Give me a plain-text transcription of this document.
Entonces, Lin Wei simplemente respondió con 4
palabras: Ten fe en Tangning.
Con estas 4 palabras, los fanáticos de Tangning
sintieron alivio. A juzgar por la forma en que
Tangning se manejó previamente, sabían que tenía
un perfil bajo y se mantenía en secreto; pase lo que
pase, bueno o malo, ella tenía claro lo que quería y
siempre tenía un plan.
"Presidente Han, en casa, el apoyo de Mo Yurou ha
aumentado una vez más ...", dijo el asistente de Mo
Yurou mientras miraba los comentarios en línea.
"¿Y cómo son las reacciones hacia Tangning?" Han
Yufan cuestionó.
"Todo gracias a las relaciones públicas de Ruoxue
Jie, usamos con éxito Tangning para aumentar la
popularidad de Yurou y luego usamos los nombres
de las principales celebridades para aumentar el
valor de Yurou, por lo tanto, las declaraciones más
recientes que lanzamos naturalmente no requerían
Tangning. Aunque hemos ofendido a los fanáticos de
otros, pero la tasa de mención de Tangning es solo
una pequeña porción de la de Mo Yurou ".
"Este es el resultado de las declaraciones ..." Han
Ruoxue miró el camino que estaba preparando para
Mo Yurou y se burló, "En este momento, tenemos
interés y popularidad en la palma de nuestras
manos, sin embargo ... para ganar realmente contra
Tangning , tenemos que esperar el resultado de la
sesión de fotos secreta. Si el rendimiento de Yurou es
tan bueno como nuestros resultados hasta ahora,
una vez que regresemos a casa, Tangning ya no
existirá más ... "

───

Short problem
Which lines contain "declaraciones"? Copy each of them.

Answer below
valor de Yurou, por lo tanto, las declaraciones más
"Este es el resultado de las declaraciones ..." Han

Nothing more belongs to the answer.